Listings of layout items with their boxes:

START

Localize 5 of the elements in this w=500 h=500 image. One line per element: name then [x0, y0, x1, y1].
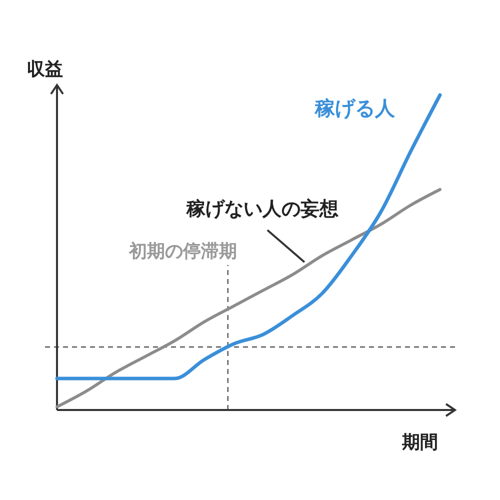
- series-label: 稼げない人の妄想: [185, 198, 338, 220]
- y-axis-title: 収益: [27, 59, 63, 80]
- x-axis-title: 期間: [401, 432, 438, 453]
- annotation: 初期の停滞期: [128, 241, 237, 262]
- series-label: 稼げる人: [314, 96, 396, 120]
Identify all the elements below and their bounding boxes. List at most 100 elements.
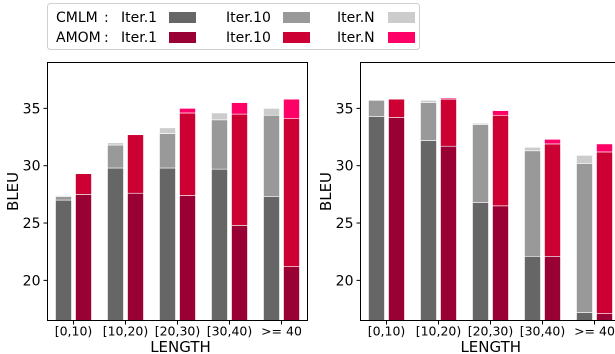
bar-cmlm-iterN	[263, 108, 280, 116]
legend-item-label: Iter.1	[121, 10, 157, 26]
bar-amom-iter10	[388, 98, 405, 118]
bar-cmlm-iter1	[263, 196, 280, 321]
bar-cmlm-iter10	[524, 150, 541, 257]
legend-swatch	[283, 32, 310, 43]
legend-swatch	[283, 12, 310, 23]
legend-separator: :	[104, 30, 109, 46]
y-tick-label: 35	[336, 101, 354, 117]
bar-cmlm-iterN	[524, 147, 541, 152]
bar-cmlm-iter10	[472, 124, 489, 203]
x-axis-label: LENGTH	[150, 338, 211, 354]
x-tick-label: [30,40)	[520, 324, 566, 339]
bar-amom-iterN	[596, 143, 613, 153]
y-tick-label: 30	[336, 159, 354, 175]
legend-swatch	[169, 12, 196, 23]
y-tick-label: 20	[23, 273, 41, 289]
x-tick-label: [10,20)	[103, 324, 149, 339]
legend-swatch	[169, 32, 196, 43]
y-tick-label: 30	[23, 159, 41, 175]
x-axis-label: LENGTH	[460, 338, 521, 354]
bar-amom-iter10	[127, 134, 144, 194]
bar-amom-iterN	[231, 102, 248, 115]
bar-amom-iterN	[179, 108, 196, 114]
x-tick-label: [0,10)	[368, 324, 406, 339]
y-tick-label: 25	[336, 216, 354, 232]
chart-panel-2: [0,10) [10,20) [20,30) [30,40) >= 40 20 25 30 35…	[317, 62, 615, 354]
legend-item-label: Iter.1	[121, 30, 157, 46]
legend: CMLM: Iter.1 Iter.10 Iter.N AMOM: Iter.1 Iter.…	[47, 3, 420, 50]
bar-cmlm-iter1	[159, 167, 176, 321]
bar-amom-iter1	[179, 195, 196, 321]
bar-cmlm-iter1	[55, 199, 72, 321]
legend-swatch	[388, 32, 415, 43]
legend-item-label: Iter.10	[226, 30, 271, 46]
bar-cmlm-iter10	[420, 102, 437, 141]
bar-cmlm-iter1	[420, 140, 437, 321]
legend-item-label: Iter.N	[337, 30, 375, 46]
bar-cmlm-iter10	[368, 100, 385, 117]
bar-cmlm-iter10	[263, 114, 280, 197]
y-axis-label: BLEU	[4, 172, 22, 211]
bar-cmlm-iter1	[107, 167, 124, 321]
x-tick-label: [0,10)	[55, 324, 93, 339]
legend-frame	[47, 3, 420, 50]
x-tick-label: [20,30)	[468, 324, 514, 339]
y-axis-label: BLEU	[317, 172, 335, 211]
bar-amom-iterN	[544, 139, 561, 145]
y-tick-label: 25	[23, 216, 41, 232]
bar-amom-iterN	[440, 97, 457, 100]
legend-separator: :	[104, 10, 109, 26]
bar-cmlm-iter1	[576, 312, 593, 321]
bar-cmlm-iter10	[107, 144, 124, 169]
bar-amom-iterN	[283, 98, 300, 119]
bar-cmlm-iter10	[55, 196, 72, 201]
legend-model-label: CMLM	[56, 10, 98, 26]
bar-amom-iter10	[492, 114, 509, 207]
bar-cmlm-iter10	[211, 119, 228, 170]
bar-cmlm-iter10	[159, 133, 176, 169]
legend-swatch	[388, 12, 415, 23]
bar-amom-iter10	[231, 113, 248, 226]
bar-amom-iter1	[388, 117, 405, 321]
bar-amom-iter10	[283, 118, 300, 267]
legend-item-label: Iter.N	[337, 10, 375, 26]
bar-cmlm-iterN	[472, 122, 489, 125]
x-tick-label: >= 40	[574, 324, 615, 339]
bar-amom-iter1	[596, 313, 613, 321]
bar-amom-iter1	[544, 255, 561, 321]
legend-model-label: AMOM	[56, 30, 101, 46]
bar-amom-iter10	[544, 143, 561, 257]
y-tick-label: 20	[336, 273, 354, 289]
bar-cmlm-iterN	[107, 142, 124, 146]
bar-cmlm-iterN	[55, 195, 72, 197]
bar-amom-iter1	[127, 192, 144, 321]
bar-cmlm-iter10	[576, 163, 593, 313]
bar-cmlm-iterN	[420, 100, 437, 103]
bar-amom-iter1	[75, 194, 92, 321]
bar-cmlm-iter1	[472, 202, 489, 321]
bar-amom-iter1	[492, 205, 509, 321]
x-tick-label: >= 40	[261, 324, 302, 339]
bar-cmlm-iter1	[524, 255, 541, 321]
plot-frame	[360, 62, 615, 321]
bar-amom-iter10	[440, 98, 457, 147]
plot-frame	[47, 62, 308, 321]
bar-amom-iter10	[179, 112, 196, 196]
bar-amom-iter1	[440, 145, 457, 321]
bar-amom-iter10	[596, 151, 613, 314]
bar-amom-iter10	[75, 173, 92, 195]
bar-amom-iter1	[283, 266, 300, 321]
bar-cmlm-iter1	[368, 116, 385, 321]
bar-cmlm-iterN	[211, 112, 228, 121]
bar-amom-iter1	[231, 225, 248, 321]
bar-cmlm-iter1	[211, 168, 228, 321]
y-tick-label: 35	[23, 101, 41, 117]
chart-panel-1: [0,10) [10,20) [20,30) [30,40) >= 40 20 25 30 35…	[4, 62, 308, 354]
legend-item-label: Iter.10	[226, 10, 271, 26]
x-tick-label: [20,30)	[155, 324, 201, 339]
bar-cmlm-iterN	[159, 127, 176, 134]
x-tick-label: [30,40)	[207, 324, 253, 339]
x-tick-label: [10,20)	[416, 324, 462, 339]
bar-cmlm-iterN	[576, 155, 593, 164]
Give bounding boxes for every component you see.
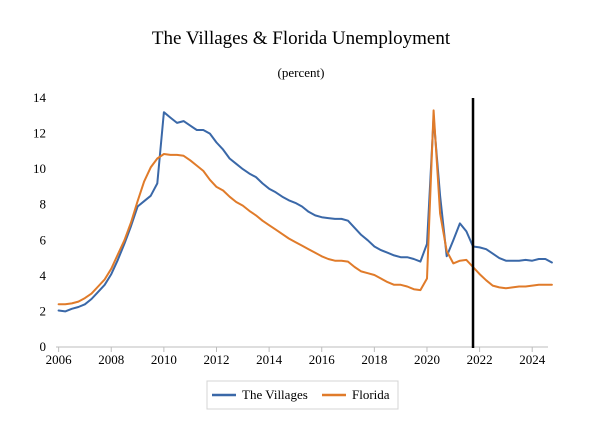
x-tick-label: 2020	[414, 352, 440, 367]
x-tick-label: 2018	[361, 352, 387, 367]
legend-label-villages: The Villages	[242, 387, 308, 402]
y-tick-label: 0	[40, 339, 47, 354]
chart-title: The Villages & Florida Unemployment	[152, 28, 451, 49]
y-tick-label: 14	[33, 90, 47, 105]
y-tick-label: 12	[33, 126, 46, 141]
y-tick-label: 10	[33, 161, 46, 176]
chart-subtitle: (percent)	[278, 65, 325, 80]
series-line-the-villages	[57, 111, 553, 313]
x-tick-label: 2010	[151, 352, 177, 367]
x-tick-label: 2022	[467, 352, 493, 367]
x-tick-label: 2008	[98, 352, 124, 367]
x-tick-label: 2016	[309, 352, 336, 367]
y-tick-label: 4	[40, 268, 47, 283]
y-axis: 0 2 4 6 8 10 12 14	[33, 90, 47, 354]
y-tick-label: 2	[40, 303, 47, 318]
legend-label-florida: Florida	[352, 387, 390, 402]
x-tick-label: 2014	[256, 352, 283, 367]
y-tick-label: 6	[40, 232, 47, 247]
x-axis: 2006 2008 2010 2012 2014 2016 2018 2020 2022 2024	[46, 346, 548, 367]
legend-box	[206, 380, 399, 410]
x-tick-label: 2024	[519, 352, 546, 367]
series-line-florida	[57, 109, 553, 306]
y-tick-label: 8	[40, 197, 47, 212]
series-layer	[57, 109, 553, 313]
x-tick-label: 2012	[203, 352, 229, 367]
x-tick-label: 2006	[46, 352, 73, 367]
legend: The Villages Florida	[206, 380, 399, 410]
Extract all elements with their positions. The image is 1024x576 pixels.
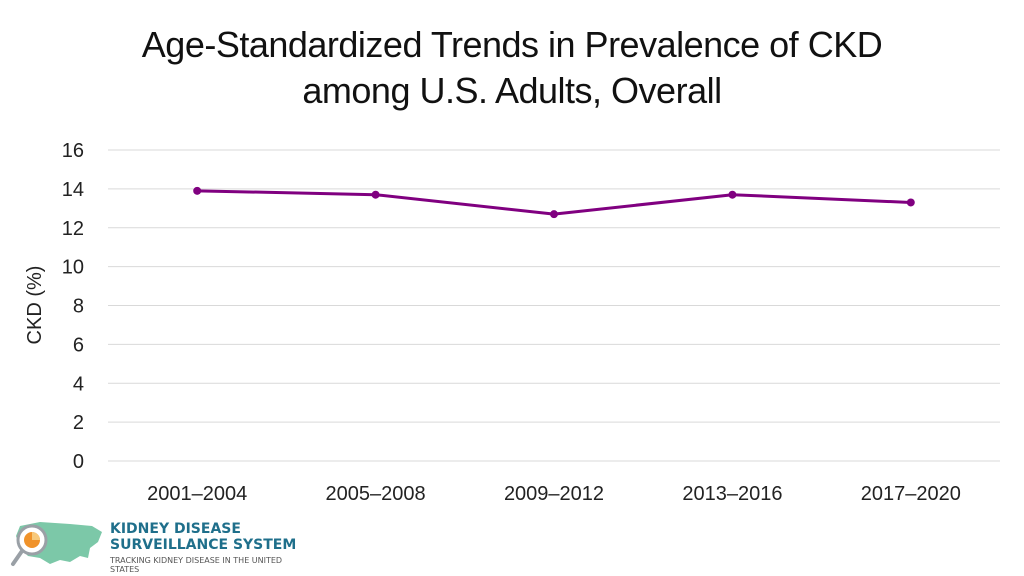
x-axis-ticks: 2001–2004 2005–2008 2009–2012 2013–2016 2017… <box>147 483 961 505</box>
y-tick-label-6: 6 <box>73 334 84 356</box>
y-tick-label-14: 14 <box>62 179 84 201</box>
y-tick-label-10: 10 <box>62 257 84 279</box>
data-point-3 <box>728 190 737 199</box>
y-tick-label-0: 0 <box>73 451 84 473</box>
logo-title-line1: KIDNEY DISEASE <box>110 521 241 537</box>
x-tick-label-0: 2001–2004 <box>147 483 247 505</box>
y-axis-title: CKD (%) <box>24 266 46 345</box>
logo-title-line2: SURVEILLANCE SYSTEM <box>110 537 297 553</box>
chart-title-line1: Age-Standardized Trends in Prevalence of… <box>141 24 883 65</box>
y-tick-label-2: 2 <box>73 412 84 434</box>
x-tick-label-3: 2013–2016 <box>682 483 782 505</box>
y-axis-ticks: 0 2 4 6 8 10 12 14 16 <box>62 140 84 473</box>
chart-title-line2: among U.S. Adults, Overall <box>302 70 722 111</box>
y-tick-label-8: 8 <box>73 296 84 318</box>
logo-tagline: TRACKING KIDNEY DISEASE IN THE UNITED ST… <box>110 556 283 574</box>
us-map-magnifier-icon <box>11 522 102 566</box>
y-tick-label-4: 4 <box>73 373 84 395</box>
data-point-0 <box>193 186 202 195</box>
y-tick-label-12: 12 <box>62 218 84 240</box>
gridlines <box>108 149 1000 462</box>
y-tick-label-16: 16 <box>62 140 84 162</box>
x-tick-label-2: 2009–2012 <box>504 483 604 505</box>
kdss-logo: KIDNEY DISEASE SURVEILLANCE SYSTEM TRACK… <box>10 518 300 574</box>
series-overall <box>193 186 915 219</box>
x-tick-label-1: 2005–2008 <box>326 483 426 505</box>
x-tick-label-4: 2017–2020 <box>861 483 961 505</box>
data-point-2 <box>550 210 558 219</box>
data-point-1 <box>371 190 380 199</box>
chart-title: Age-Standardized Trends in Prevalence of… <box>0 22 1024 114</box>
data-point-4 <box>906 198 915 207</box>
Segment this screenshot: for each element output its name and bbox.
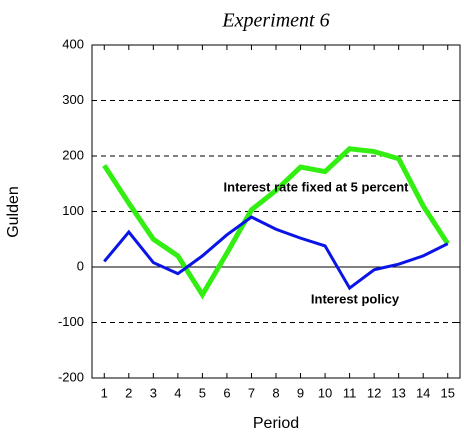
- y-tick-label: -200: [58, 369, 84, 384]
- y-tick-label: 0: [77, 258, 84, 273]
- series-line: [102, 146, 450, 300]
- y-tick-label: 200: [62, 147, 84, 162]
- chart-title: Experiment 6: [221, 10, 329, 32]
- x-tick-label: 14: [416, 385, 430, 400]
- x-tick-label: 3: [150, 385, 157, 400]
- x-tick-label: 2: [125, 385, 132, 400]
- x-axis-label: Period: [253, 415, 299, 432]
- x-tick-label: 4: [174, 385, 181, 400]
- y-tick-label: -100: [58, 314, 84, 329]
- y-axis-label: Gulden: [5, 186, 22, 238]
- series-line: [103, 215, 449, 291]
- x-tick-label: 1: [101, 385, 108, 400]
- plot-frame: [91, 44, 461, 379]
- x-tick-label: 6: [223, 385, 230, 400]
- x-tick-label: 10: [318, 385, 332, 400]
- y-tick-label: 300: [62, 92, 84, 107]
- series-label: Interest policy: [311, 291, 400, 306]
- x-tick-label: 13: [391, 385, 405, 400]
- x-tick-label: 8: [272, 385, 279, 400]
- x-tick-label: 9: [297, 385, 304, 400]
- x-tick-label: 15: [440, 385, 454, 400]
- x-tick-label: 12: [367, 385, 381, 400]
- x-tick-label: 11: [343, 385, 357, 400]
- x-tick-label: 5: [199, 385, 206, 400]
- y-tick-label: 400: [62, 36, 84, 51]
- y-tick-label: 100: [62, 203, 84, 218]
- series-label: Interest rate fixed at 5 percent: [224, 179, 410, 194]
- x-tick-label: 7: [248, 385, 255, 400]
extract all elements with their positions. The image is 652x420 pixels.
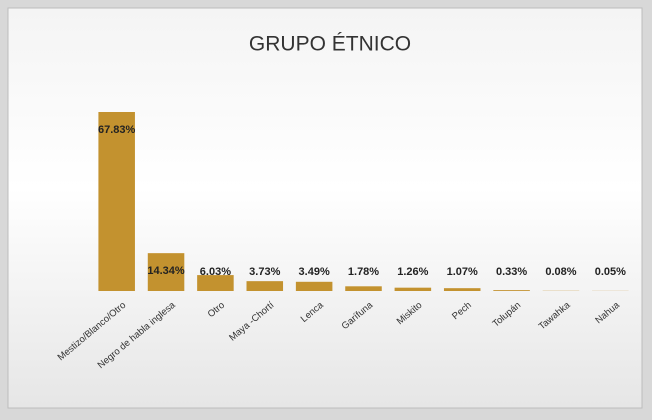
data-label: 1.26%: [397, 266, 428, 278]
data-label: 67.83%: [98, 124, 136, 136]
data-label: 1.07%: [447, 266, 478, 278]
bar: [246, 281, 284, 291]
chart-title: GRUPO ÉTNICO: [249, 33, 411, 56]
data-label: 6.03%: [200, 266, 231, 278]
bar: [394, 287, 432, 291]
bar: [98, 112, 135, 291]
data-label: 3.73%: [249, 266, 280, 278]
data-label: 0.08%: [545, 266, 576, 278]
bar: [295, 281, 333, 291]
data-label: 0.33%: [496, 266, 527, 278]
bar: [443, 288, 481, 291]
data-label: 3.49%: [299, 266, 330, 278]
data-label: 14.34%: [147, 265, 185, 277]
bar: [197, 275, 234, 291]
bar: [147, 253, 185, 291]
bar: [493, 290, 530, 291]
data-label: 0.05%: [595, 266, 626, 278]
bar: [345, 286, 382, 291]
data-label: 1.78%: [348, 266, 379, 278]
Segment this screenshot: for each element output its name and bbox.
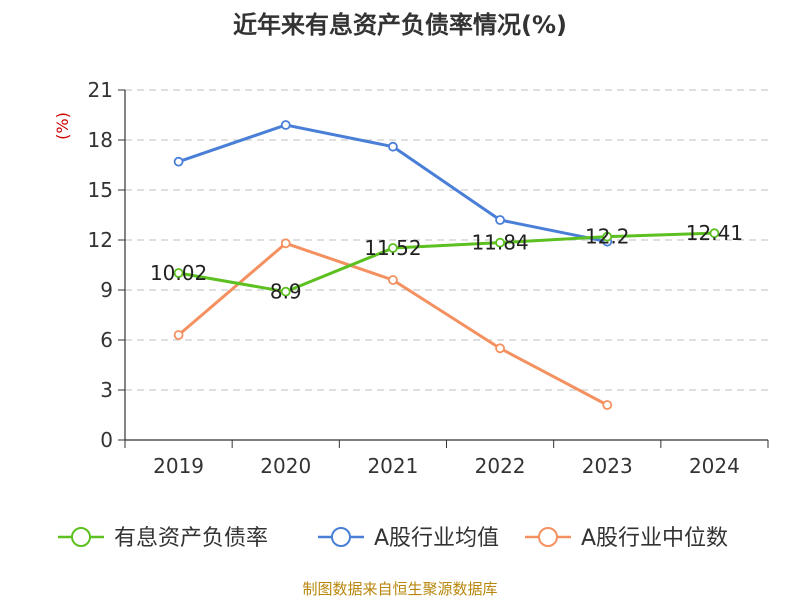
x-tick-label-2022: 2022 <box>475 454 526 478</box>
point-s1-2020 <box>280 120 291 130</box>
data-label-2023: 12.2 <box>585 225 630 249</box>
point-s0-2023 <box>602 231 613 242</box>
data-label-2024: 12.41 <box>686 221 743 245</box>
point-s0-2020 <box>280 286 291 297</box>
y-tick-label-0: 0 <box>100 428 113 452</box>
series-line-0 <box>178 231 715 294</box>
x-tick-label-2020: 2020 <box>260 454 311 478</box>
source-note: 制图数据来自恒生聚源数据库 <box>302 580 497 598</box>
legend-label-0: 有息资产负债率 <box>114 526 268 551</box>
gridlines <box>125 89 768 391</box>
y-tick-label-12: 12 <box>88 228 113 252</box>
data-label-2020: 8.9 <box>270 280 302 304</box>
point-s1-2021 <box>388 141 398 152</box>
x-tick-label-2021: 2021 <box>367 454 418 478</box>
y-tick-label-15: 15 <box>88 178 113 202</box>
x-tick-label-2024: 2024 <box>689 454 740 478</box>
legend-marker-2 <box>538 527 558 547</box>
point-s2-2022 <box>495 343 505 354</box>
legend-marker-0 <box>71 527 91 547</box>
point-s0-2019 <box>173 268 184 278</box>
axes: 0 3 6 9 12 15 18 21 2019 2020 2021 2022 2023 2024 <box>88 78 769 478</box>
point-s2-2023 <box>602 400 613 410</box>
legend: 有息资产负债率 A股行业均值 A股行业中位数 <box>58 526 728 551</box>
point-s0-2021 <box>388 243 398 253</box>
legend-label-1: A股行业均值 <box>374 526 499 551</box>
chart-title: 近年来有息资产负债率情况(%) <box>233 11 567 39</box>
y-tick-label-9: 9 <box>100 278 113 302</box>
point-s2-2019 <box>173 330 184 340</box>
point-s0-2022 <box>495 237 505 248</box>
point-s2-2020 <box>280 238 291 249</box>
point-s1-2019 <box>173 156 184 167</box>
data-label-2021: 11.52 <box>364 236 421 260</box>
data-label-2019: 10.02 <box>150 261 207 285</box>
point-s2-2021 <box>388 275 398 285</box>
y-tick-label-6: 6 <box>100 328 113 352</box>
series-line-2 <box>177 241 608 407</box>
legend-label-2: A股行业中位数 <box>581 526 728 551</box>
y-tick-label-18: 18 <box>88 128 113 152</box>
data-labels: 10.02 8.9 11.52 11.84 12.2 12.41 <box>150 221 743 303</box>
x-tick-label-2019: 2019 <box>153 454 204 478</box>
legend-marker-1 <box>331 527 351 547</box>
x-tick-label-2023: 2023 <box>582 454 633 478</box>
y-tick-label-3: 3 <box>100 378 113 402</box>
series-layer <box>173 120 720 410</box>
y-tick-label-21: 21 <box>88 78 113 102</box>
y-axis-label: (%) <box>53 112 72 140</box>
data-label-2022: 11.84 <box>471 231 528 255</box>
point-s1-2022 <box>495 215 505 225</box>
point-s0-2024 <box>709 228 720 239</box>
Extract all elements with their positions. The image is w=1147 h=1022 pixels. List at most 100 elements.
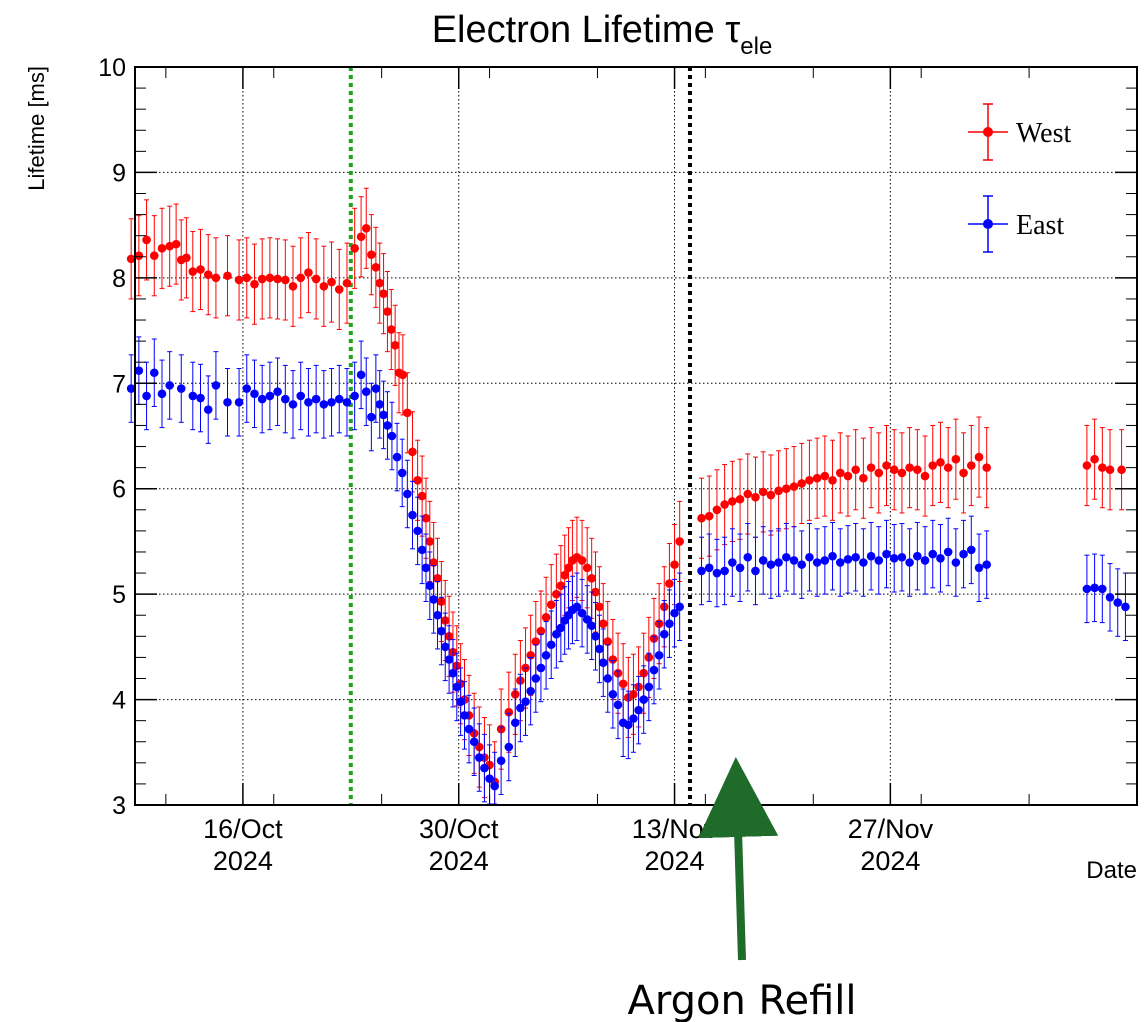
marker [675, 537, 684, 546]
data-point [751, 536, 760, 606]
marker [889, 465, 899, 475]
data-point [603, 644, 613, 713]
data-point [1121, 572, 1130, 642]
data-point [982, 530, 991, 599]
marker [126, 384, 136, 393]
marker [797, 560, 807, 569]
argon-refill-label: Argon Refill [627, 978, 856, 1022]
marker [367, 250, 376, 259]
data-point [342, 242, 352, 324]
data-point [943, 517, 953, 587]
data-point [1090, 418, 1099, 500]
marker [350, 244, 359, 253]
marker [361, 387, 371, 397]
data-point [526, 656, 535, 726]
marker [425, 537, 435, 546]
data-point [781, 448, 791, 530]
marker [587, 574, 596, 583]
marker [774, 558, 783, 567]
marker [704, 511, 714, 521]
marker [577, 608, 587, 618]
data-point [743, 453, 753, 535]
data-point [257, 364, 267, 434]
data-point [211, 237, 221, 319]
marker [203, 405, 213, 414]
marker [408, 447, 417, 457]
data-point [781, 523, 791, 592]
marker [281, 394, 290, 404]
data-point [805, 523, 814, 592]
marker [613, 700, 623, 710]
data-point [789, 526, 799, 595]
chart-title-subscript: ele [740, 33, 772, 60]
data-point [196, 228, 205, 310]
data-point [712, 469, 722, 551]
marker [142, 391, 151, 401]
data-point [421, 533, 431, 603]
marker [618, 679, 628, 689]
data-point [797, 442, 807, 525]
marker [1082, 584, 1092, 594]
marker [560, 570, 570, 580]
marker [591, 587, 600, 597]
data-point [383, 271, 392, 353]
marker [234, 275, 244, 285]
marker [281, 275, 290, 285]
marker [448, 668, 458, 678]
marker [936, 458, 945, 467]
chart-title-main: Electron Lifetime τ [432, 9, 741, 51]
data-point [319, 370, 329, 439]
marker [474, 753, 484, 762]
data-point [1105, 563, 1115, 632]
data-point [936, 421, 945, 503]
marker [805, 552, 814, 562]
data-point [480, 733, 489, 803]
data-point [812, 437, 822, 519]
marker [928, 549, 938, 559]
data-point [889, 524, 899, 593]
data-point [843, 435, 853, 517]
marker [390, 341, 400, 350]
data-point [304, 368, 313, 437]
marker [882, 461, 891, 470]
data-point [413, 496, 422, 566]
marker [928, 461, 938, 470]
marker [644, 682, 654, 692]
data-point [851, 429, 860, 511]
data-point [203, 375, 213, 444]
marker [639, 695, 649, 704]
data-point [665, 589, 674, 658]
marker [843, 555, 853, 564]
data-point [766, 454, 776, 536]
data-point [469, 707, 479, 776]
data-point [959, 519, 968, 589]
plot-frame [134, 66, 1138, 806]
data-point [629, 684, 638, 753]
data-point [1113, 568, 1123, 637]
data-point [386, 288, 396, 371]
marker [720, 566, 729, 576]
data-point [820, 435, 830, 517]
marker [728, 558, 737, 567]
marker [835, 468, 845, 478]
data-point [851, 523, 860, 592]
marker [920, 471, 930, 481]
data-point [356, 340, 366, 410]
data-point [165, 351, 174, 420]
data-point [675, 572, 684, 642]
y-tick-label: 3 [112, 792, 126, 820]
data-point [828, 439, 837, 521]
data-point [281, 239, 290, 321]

END

### Written exercise
Starting at the very beginning of the material, copy it out word for word and stop after the line that contains "Identify all the", including that line. Leave the pictures out of your copy.

### Reply
Localize 5 of the elements in this w=500 h=500 image. One line per element: name then [x0, y0, x1, y1].
- series-label: 稼げない人の妄想: [185, 198, 338, 220]
- y-axis-title: 収益: [27, 59, 63, 80]
- x-axis-title: 期間: [401, 432, 438, 453]
- annotation: 初期の停滞期: [128, 241, 237, 262]
- series-label: 稼げる人: [314, 96, 396, 120]
Identify all the elements below and their bounding boxes. List at most 100 elements.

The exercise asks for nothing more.